● **TASK TO CARRY OUT**
Determine how many lines of this material contain "корневища". Give only the number.

● **RECORDED INFORMATION**

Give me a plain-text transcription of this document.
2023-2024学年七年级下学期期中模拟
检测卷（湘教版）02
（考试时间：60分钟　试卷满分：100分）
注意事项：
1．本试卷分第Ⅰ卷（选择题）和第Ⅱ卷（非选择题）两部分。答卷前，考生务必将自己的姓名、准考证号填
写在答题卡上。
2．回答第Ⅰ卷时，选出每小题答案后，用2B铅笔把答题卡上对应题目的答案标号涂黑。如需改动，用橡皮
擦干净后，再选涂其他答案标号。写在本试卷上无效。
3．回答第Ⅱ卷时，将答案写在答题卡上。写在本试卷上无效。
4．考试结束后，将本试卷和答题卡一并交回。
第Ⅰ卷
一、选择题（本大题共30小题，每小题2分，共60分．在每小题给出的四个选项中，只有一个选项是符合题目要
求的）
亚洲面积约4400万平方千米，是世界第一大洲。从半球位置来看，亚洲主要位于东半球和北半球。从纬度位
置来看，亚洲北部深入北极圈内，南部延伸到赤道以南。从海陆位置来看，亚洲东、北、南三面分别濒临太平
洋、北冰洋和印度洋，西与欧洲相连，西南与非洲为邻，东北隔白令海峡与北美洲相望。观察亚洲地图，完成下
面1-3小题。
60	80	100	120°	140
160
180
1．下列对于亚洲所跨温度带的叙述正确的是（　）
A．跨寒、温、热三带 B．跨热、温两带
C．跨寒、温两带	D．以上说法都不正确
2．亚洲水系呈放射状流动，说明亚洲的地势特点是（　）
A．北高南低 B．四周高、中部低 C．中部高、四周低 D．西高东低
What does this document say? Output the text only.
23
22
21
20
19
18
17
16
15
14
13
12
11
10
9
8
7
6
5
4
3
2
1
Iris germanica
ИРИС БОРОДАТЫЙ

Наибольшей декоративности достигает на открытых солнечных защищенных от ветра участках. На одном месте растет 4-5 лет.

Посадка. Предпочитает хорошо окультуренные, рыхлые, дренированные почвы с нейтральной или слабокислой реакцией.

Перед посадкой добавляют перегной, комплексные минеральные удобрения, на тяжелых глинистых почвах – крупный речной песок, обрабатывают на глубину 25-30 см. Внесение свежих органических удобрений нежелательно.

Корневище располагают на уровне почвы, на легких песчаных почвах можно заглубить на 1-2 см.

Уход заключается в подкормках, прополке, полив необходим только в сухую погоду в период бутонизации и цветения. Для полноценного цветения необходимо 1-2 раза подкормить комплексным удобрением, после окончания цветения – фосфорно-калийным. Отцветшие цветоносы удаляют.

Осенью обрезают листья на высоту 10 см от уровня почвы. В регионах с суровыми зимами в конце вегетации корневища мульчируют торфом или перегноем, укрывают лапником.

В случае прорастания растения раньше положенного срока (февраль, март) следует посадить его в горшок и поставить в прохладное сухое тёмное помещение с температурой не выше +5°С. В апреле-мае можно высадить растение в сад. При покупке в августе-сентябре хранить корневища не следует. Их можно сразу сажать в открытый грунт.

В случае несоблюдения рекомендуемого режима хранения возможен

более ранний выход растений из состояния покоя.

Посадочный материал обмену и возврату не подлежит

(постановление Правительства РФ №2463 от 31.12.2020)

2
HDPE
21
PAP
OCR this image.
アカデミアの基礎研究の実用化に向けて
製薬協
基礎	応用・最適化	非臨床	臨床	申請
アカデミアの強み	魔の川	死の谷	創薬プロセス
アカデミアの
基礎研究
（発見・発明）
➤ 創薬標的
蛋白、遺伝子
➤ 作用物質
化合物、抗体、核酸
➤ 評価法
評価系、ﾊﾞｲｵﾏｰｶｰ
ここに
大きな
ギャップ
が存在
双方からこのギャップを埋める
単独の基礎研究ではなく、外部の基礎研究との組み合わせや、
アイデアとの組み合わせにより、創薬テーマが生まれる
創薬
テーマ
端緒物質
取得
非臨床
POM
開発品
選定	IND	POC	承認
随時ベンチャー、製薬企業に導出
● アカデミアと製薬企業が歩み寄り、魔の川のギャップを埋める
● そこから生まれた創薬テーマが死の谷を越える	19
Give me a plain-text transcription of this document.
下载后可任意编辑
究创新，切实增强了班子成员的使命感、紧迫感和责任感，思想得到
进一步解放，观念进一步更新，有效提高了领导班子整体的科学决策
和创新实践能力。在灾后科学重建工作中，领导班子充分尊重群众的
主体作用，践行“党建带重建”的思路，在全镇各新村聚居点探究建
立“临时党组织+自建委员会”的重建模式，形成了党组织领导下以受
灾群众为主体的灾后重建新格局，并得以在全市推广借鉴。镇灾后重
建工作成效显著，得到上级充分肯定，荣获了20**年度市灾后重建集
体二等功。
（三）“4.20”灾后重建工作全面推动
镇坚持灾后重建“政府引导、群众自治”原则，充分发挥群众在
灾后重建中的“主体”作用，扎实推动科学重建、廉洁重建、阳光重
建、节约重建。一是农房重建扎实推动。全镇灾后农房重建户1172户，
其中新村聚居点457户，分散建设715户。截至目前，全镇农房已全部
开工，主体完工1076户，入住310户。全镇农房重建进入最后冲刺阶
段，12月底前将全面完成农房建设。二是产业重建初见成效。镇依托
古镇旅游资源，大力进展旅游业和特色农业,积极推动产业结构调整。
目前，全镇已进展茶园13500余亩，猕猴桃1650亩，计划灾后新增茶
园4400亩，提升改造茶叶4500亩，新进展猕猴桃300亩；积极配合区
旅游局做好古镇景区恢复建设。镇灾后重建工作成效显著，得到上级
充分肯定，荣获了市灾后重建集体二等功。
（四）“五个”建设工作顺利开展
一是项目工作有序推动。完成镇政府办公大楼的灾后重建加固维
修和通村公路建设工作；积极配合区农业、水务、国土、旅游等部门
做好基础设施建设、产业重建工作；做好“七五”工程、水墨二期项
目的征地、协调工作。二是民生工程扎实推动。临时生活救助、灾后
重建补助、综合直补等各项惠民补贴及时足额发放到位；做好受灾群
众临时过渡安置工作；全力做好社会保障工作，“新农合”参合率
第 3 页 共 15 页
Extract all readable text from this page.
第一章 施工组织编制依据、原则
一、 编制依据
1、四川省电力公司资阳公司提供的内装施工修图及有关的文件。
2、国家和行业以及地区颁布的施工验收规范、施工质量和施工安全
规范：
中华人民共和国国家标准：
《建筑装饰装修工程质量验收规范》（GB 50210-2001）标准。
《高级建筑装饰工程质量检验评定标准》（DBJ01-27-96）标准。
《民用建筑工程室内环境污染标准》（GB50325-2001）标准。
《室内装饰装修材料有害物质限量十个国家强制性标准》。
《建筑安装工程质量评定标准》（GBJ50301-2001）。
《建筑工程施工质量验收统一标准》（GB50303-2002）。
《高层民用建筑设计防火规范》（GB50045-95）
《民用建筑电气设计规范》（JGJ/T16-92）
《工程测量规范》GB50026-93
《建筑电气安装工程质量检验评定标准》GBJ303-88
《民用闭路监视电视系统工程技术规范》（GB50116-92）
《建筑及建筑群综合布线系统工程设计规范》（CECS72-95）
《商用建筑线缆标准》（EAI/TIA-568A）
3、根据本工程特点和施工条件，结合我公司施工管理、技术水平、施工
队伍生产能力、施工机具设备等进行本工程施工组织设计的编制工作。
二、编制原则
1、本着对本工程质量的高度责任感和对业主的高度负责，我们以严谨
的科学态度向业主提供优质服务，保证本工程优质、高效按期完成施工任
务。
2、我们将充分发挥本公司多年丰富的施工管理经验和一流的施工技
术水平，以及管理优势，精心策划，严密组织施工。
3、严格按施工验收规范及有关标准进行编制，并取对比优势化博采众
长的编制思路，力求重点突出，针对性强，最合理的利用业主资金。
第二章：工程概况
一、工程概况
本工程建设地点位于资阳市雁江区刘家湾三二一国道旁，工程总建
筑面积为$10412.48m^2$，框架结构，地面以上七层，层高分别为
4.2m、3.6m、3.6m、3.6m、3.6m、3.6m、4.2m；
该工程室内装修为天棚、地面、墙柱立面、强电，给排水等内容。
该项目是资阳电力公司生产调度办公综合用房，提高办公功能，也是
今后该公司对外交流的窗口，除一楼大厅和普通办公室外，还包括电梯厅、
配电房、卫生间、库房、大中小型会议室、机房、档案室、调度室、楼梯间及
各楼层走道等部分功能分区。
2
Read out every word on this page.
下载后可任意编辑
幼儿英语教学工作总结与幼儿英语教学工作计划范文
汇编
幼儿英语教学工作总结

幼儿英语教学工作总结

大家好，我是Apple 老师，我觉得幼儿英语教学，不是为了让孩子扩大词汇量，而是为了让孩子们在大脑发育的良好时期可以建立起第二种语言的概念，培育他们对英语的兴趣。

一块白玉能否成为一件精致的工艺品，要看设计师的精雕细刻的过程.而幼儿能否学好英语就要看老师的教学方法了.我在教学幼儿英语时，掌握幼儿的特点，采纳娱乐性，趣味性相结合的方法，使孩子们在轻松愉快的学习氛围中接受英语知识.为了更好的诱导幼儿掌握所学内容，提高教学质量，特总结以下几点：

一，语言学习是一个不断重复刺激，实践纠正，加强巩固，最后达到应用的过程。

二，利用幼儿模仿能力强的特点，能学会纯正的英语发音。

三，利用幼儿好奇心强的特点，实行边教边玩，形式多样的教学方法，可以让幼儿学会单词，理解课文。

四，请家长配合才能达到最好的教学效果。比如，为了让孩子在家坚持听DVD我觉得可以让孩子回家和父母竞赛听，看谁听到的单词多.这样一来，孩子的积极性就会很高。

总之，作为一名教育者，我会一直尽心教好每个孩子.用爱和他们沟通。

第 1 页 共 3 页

● **FINISHED EXERCISE**
2